----- LISTED RECORDS
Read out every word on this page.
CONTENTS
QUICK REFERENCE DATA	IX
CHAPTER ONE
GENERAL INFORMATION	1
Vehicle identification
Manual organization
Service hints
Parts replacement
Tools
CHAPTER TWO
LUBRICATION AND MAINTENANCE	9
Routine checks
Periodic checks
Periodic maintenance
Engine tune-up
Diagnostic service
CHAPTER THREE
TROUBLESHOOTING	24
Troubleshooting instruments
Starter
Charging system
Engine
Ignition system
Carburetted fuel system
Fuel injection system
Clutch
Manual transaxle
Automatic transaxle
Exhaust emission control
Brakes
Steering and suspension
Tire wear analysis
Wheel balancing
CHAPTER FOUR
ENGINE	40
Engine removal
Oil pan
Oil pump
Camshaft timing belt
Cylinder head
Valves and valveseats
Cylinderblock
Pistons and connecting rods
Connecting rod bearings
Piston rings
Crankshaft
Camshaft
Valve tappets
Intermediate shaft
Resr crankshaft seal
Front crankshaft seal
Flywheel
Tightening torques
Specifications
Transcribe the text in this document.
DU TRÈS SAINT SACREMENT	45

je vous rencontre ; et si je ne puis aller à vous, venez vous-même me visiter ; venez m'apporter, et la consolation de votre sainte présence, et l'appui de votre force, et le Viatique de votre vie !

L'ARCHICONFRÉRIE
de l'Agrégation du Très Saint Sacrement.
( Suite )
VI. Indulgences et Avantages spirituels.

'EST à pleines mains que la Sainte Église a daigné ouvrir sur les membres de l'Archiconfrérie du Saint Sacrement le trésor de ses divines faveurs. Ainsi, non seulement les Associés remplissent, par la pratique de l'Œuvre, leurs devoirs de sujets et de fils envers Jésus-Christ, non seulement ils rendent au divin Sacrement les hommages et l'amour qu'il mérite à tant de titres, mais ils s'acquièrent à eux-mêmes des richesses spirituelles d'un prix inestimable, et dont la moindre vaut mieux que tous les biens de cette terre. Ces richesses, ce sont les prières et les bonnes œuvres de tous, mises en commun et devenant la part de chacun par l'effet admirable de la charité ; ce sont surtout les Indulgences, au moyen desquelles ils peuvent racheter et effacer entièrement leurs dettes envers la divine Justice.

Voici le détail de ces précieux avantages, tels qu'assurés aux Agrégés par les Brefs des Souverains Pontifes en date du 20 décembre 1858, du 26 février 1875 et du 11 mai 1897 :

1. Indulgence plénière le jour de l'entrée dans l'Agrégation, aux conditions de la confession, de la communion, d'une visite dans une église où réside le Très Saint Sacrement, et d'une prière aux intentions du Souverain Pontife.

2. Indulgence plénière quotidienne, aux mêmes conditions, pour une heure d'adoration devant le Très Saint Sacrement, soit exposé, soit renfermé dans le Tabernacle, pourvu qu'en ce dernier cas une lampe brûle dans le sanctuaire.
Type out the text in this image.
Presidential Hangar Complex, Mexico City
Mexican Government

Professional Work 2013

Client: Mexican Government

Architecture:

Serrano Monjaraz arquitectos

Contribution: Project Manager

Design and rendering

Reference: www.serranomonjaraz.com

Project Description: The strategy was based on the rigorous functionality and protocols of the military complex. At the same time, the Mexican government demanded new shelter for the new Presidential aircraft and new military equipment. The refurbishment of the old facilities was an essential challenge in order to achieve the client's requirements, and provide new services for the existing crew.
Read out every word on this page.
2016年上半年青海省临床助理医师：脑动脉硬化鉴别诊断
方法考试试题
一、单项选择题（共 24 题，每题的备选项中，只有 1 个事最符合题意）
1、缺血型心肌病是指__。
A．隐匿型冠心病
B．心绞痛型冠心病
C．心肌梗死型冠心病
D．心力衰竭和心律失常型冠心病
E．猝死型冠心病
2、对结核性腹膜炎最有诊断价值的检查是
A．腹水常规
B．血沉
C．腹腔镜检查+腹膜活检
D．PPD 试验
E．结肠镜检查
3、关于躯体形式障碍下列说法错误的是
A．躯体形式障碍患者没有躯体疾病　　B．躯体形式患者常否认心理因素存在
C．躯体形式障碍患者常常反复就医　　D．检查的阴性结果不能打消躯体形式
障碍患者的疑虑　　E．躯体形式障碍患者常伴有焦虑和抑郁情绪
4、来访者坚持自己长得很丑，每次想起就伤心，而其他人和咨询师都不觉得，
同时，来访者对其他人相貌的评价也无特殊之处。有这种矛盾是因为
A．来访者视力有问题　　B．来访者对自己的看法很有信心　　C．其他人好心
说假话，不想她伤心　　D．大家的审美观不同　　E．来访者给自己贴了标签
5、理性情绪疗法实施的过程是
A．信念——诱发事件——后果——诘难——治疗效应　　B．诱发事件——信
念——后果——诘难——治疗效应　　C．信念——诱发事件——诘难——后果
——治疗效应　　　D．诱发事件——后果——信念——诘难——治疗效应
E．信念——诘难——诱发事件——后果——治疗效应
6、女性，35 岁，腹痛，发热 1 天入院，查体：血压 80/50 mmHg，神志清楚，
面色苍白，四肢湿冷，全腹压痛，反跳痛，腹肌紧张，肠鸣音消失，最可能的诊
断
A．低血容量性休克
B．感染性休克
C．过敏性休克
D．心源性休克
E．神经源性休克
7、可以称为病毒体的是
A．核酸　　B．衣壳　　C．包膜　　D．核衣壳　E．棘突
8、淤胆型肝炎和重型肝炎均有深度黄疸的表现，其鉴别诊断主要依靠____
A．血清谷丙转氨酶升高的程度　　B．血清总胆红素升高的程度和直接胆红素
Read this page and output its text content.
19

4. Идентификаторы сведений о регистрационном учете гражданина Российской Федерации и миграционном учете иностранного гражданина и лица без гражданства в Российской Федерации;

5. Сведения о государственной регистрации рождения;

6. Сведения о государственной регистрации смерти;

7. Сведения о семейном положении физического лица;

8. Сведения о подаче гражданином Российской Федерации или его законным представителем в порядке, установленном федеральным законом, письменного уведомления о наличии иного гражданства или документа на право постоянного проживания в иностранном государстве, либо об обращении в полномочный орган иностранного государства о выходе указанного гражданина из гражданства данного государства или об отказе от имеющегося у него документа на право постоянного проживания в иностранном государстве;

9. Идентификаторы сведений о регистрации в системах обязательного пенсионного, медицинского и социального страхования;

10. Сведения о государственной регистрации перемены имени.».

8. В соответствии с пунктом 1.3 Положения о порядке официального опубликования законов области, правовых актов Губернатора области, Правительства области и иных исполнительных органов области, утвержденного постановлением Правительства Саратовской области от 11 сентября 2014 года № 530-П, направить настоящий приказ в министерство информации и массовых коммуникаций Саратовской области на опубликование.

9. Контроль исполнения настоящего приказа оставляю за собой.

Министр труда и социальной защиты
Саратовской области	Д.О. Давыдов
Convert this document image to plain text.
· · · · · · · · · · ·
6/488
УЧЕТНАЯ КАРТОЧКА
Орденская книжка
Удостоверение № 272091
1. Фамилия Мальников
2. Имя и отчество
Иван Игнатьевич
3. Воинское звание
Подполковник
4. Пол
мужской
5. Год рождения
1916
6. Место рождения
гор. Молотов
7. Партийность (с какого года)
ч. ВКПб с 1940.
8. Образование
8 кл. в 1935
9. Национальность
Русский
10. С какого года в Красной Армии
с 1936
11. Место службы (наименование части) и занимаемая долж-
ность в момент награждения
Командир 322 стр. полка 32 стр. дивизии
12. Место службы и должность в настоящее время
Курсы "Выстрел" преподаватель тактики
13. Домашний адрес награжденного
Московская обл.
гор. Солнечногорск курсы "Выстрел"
----------
• SHORT TASK
Retype every record above exactly as written.

• EXPECTED ANSWER
Read out every word on this page.
CONTENTS
QUICK REFERENCE DATA	IX
CHAPTER ONE
GENERAL INFORMATION	1
Vehicle identification
Manual organization
Service hints
Parts replacement
Tools
CHAPTER TWO
LUBRICATION AND MAINTENANCE	9
Routine checks
Periodic checks
Periodic maintenance
Engine tune-up
Diagnostic service
CHAPTER THREE
TROUBLESHOOTING	24
Troubleshooting instruments
Starter
Charging system
Engine
Ignition system
Carburetted fuel system
Fuel injection system
Clutch
Manual transaxle
Automatic transaxle
Exhaust emission control
Brakes
Steering and suspension
Tire wear analysis
Wheel balancing
CHAPTER FOUR
ENGINE	40
Engine removal
Oil pan
Oil pump
Camshaft timing belt
Cylinder head
Valves and valveseats
Cylinderblock
Pistons and connecting rods
Connecting rod bearings
Piston rings
Crankshaft
Camshaft
Valve tappets
Intermediate shaft
Resr crankshaft seal
Front crankshaft seal
Flywheel
Tightening torques
Specifications
Transcribe the text in this document.
DU TRÈS SAINT SACREMENT	45

je vous rencontre ; et si je ne puis aller à vous, venez vous-même me visiter ; venez m'apporter, et la consolation de votre sainte présence, et l'appui de votre force, et le Viatique de votre vie !

L'ARCHICONFRÉRIE
de l'Agrégation du Très Saint Sacrement.
( Suite )
VI. Indulgences et Avantages spirituels.

'EST à pleines mains que la Sainte Église a daigné ouvrir sur les membres de l'Archiconfrérie du Saint Sacrement le trésor de ses divines faveurs. Ainsi, non seulement les Associés remplissent, par la pratique de l'Œuvre, leurs devoirs de sujets et de fils envers Jésus-Christ, non seulement ils rendent au divin Sacrement les hommages et l'amour qu'il mérite à tant de titres, mais ils s'acquièrent à eux-mêmes des richesses spirituelles d'un prix inestimable, et dont la moindre vaut mieux que tous les biens de cette terre. Ces richesses, ce sont les prières et les bonnes œuvres de tous, mises en commun et devenant la part de chacun par l'effet admirable de la charité ; ce sont surtout les Indulgences, au moyen desquelles ils peuvent racheter et effacer entièrement leurs dettes envers la divine Justice.

Voici le détail de ces précieux avantages, tels qu'assurés aux Agrégés par les Brefs des Souverains Pontifes en date du 20 décembre 1858, du 26 février 1875 et du 11 mai 1897 :

1. Indulgence plénière le jour de l'entrée dans l'Agrégation, aux conditions de la confession, de la communion, d'une visite dans une église où réside le Très Saint Sacrement, et d'une prière aux intentions du Souverain Pontife.

2. Indulgence plénière quotidienne, aux mêmes conditions, pour une heure d'adoration devant le Très Saint Sacrement, soit exposé, soit renfermé dans le Tabernacle, pourvu qu'en ce dernier cas une lampe brûle dans le sanctuaire.
Type out the text in this image.
Presidential Hangar Complex, Mexico City
Mexican Government

Professional Work 2013

Client: Mexican Government

Architecture:

Serrano Monjaraz arquitectos

Contribution: Project Manager

Design and rendering

Reference: www.serranomonjaraz.com

Project Description: The strategy was based on the rigorous functionality and protocols of the military complex. At the same time, the Mexican government demanded new shelter for the new Presidential aircraft and new military equipment. The refurbishment of the old facilities was an essential challenge in order to achieve the client's requirements, and provide new services for the existing crew.
Read out every word on this page.
2016年上半年青海省临床助理医师：脑动脉硬化鉴别诊断
方法考试试题
一、单项选择题（共 24 题，每题的备选项中，只有 1 个事最符合题意）
1、缺血型心肌病是指__。
A．隐匿型冠心病
B．心绞痛型冠心病
C．心肌梗死型冠心病
D．心力衰竭和心律失常型冠心病
E．猝死型冠心病
2、对结核性腹膜炎最有诊断价值的检查是
A．腹水常规
B．血沉
C．腹腔镜检查+腹膜活检
D．PPD 试验
E．结肠镜检查
3、关于躯体形式障碍下列说法错误的是
A．躯体形式障碍患者没有躯体疾病　　B．躯体形式患者常否认心理因素存在
C．躯体形式障碍患者常常反复就医　　D．检查的阴性结果不能打消躯体形式
障碍患者的疑虑　　E．躯体形式障碍患者常伴有焦虑和抑郁情绪
4、来访者坚持自己长得很丑，每次想起就伤心，而其他人和咨询师都不觉得，
同时，来访者对其他人相貌的评价也无特殊之处。有这种矛盾是因为
A．来访者视力有问题　　B．来访者对自己的看法很有信心　　C．其他人好心
说假话，不想她伤心　　D．大家的审美观不同　　E．来访者给自己贴了标签
5、理性情绪疗法实施的过程是
A．信念——诱发事件——后果——诘难——治疗效应　　B．诱发事件——信
念——后果——诘难——治疗效应　　C．信念——诱发事件——诘难——后果
——治疗效应　　　D．诱发事件——后果——信念——诘难——治疗效应
E．信念——诘难——诱发事件——后果——治疗效应
6、女性，35 岁，腹痛，发热 1 天入院，查体：血压 80/50 mmHg，神志清楚，
面色苍白，四肢湿冷，全腹压痛，反跳痛，腹肌紧张，肠鸣音消失，最可能的诊
断
A．低血容量性休克
B．感染性休克
C．过敏性休克
D．心源性休克
E．神经源性休克
7、可以称为病毒体的是
A．核酸　　B．衣壳　　C．包膜　　D．核衣壳　E．棘突
8、淤胆型肝炎和重型肝炎均有深度黄疸的表现，其鉴别诊断主要依靠____
A．血清谷丙转氨酶升高的程度　　B．血清总胆红素升高的程度和直接胆红素
Read this page and output its text content.
19

4. Идентификаторы сведений о регистрационном учете гражданина Российской Федерации и миграционном учете иностранного гражданина и лица без гражданства в Российской Федерации;

5. Сведения о государственной регистрации рождения;

6. Сведения о государственной регистрации смерти;

7. Сведения о семейном положении физического лица;

8. Сведения о подаче гражданином Российской Федерации или его законным представителем в порядке, установленном федеральным законом, письменного уведомления о наличии иного гражданства или документа на право постоянного проживания в иностранном государстве, либо об обращении в полномочный орган иностранного государства о выходе указанного гражданина из гражданства данного государства или об отказе от имеющегося у него документа на право постоянного проживания в иностранном государстве;

9. Идентификаторы сведений о регистрации в системах обязательного пенсионного, медицинского и социального страхования;

10. Сведения о государственной регистрации перемены имени.».

8. В соответствии с пунктом 1.3 Положения о порядке официального опубликования законов области, правовых актов Губернатора области, Правительства области и иных исполнительных органов области, утвержденного постановлением Правительства Саратовской области от 11 сентября 2014 года № 530-П, направить настоящий приказ в министерство информации и массовых коммуникаций Саратовской области на опубликование.

9. Контроль исполнения настоящего приказа оставляю за собой.

Министр труда и социальной защиты
Саратовской области	Д.О. Давыдов
Convert this document image to plain text.
· · · · · · · · · · ·
6/488
УЧЕТНАЯ КАРТОЧКА
Орденская книжка
Удостоверение № 272091
1. Фамилия Мальников
2. Имя и отчество
Иван Игнатьевич
3. Воинское звание
Подполковник
4. Пол
мужской
5. Год рождения
1916
6. Место рождения
гор. Молотов
7. Партийность (с какого года)
ч. ВКПб с 1940.
8. Образование
8 кл. в 1935
9. Национальность
Русский
10. С какого года в Красной Армии
с 1936
11. Место службы (наименование части) и занимаемая долж-
ность в момент награждения
Командир 322 стр. полка 32 стр. дивизии
12. Место службы и должность в настоящее время
Курсы "Выстрел" преподаватель тактики
13. Домашний адрес награжденного
Московская обл.
гор. Солнечногорск курсы "Выстрел"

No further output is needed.